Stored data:
****

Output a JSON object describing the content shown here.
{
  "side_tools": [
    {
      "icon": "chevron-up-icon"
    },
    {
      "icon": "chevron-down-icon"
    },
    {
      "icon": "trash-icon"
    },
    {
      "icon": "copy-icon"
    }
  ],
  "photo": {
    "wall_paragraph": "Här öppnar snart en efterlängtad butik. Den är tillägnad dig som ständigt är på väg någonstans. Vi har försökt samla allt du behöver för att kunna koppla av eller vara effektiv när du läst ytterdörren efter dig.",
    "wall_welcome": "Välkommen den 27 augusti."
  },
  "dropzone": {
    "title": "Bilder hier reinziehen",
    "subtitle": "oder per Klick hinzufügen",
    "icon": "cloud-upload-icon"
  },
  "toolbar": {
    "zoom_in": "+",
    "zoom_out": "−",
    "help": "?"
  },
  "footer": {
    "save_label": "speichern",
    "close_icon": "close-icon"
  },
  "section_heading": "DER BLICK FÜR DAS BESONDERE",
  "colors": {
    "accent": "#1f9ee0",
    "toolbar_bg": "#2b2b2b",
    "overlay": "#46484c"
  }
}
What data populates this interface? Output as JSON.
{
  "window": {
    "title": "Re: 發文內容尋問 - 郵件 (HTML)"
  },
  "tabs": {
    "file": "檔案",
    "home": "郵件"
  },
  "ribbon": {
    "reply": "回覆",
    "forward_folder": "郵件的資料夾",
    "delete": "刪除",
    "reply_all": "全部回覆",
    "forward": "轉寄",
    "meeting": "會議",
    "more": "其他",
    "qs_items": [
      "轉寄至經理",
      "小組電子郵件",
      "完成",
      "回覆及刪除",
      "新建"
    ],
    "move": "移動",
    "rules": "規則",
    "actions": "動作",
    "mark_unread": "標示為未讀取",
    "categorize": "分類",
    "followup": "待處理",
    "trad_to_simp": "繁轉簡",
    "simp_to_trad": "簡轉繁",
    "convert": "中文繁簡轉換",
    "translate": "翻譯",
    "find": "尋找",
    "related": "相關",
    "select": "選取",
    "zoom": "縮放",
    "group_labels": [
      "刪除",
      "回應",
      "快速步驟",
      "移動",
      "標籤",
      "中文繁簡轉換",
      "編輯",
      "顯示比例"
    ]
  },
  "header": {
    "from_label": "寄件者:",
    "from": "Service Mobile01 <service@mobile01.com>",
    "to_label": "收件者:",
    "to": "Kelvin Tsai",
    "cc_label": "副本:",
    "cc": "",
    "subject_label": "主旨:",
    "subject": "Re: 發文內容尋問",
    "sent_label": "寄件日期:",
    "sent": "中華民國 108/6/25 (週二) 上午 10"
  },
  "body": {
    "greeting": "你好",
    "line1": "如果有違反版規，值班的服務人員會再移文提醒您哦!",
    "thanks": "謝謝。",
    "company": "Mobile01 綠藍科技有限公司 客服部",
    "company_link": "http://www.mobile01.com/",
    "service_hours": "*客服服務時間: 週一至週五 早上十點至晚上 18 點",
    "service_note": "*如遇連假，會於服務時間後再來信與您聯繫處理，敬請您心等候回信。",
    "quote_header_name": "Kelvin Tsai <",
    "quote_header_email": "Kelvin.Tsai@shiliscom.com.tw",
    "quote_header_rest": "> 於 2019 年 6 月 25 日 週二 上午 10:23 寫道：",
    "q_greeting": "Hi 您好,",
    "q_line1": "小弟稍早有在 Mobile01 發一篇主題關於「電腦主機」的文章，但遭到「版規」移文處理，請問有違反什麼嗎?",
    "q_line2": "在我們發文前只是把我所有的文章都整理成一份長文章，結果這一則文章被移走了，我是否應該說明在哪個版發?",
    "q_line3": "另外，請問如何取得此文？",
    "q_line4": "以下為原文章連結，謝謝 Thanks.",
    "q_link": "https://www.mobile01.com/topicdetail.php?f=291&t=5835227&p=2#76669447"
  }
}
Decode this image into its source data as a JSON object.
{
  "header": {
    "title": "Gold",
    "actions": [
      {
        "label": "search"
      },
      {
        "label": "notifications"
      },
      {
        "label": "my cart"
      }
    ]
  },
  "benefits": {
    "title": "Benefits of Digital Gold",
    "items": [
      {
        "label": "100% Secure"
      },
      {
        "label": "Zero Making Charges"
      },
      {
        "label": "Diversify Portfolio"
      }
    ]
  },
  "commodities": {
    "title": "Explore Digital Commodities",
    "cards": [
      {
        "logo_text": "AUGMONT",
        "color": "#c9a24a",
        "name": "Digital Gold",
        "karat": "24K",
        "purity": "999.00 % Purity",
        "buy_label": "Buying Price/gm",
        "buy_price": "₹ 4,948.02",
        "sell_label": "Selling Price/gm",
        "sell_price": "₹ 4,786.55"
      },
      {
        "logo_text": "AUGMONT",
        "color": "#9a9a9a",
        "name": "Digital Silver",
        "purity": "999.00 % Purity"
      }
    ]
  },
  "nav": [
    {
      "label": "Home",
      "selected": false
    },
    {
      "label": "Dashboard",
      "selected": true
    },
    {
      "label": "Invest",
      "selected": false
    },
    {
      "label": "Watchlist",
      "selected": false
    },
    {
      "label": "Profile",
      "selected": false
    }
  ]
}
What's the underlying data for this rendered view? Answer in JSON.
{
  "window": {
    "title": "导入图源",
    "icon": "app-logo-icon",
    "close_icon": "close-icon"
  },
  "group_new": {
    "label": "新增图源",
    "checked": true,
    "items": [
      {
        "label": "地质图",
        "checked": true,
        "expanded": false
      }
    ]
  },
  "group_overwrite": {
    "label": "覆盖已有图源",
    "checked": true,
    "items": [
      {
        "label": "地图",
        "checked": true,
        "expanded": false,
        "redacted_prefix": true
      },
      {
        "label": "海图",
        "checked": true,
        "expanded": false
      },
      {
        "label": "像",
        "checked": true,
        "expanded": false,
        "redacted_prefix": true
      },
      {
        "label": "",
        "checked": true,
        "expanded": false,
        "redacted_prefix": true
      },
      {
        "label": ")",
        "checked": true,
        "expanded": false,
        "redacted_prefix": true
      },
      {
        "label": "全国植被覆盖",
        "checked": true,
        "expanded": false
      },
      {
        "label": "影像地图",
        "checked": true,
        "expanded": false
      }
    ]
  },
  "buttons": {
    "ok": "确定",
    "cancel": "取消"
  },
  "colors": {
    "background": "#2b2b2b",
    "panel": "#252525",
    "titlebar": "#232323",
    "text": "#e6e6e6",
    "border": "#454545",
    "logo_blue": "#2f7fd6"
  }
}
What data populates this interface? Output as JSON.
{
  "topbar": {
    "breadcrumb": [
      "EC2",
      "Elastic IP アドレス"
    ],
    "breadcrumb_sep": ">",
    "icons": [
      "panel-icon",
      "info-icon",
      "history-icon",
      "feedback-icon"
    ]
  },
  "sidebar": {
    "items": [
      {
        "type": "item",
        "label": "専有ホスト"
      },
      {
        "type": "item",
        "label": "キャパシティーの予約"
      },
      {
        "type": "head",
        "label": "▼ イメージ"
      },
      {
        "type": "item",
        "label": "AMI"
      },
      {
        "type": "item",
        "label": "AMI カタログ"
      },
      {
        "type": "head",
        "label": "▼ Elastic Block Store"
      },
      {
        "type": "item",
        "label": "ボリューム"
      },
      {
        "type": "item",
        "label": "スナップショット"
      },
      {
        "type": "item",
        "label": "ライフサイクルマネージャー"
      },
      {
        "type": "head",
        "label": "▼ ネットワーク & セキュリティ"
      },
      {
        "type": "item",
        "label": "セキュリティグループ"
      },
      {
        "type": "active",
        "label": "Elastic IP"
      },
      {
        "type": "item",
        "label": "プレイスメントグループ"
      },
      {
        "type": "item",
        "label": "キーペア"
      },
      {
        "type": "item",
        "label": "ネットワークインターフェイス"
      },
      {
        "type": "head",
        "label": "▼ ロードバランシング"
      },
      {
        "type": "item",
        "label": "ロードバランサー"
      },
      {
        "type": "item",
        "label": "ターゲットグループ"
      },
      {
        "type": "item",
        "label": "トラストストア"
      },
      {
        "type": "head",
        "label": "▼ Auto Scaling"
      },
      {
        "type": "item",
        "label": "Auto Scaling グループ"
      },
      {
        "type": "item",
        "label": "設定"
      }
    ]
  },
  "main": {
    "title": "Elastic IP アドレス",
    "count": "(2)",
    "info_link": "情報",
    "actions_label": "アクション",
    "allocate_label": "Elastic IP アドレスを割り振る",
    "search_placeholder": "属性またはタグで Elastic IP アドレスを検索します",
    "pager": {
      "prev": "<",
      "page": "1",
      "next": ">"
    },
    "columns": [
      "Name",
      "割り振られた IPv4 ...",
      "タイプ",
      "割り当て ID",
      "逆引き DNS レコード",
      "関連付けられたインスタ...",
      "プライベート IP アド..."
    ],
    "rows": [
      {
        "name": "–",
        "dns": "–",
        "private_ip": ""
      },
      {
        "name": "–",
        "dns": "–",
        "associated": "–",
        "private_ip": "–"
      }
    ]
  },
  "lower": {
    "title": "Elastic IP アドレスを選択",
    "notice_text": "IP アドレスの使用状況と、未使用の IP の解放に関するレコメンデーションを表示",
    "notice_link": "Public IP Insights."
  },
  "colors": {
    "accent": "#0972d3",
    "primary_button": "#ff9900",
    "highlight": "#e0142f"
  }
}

****

◆ Exercise details ◆
In how many lines of the data does the string "purity" appear? Give only the number.

◆ The response ◆
2